== DATA PROVIDED ==
_ _ _ _ _
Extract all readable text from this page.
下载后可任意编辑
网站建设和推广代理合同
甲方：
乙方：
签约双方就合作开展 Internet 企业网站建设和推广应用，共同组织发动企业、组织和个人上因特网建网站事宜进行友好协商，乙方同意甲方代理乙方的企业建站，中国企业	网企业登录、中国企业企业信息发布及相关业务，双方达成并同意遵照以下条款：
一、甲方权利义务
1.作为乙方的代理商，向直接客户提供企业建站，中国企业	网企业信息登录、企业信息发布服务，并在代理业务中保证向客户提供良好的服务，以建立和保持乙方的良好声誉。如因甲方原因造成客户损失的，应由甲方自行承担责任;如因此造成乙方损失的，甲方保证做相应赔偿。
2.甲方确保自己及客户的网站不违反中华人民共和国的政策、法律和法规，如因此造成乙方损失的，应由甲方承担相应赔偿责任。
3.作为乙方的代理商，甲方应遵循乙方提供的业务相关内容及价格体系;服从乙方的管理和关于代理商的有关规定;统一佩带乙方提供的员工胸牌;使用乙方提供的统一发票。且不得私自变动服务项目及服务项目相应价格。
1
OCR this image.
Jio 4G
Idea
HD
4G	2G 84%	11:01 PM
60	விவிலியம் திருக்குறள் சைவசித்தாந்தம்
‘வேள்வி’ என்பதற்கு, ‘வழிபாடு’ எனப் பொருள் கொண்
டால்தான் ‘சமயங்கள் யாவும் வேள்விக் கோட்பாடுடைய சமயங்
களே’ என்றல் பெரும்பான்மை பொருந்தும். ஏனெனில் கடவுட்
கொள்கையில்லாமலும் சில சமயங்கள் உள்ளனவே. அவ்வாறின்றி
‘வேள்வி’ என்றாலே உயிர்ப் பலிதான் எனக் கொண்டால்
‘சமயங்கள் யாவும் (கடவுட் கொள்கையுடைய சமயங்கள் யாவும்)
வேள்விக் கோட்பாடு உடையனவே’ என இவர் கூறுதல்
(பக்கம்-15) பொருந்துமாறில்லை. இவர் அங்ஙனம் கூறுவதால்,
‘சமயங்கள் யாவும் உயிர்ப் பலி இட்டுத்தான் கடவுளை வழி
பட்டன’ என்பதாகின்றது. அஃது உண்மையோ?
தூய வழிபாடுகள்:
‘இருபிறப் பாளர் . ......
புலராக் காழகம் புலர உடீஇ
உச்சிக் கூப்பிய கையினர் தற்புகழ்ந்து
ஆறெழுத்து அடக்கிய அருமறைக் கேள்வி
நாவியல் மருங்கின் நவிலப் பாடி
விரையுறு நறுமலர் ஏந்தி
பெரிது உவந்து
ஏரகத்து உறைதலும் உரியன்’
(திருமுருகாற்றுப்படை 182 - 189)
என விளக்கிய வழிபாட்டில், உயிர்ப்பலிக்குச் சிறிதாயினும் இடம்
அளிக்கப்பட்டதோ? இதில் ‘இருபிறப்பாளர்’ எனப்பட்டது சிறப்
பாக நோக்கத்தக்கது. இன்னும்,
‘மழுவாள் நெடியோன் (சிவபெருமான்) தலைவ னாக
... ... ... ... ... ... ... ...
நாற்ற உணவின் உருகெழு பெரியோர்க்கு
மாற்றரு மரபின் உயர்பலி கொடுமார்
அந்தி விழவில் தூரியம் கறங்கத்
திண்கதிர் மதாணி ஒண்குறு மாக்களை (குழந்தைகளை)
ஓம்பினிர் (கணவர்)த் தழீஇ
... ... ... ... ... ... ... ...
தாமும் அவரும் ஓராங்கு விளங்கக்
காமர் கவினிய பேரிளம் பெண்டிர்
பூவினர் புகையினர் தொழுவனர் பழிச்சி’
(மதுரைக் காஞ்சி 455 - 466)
_ _ _ _ _
== THE PROBLEM ==
Extract all of the data exactly as written.

== FINISHED EXERCISE ==
Extract all readable text from this page.
下载后可任意编辑
网站建设和推广代理合同
甲方：
乙方：
签约双方就合作开展 Internet 企业网站建设和推广应用，共同组织发动企业、组织和个人上因特网建网站事宜进行友好协商，乙方同意甲方代理乙方的企业建站，中国企业	网企业登录、中国企业企业信息发布及相关业务，双方达成并同意遵照以下条款：
一、甲方权利义务
1.作为乙方的代理商，向直接客户提供企业建站，中国企业	网企业信息登录、企业信息发布服务，并在代理业务中保证向客户提供良好的服务，以建立和保持乙方的良好声誉。如因甲方原因造成客户损失的，应由甲方自行承担责任;如因此造成乙方损失的，甲方保证做相应赔偿。
2.甲方确保自己及客户的网站不违反中华人民共和国的政策、法律和法规，如因此造成乙方损失的，应由甲方承担相应赔偿责任。
3.作为乙方的代理商，甲方应遵循乙方提供的业务相关内容及价格体系;服从乙方的管理和关于代理商的有关规定;统一佩带乙方提供的员工胸牌;使用乙方提供的统一发票。且不得私自变动服务项目及服务项目相应价格。
1
OCR this image.
Jio 4G
Idea
HD
4G	2G 84%	11:01 PM
60	விவிலியம் திருக்குறள் சைவசித்தாந்தம்
‘வேள்வி’ என்பதற்கு, ‘வழிபாடு’ எனப் பொருள் கொண்
டால்தான் ‘சமயங்கள் யாவும் வேள்விக் கோட்பாடுடைய சமயங்
களே’ என்றல் பெரும்பான்மை பொருந்தும். ஏனெனில் கடவுட்
கொள்கையில்லாமலும் சில சமயங்கள் உள்ளனவே. அவ்வாறின்றி
‘வேள்வி’ என்றாலே உயிர்ப் பலிதான் எனக் கொண்டால்
‘சமயங்கள் யாவும் (கடவுட் கொள்கையுடைய சமயங்கள் யாவும்)
வேள்விக் கோட்பாடு உடையனவே’ என இவர் கூறுதல்
(பக்கம்-15) பொருந்துமாறில்லை. இவர் அங்ஙனம் கூறுவதால்,
‘சமயங்கள் யாவும் உயிர்ப் பலி இட்டுத்தான் கடவுளை வழி
பட்டன’ என்பதாகின்றது. அஃது உண்மையோ?
தூய வழிபாடுகள்:
‘இருபிறப் பாளர் . ......
புலராக் காழகம் புலர உடீஇ
உச்சிக் கூப்பிய கையினர் தற்புகழ்ந்து
ஆறெழுத்து அடக்கிய அருமறைக் கேள்வி
நாவியல் மருங்கின் நவிலப் பாடி
விரையுறு நறுமலர் ஏந்தி
பெரிது உவந்து
ஏரகத்து உறைதலும் உரியன்’
(திருமுருகாற்றுப்படை 182 - 189)
என விளக்கிய வழிபாட்டில், உயிர்ப்பலிக்குச் சிறிதாயினும் இடம்
அளிக்கப்பட்டதோ? இதில் ‘இருபிறப்பாளர்’ எனப்பட்டது சிறப்
பாக நோக்கத்தக்கது. இன்னும்,
‘மழுவாள் நெடியோன் (சிவபெருமான்) தலைவ னாக
... ... ... ... ... ... ... ...
நாற்ற உணவின் உருகெழு பெரியோர்க்கு
மாற்றரு மரபின் உயர்பலி கொடுமார்
அந்தி விழவில் தூரியம் கறங்கத்
திண்கதிர் மதாணி ஒண்குறு மாக்களை (குழந்தைகளை)
ஓம்பினிர் (கணவர்)த் தழீஇ
... ... ... ... ... ... ... ...
தாமும் அவரும் ஓராங்கு விளங்கக்
காமர் கவினிய பேரிளம் பெண்டிர்
பூவினர் புகையினர் தொழுவனர் பழிச்சி’
(மதுரைக் காஞ்சி 455 - 466)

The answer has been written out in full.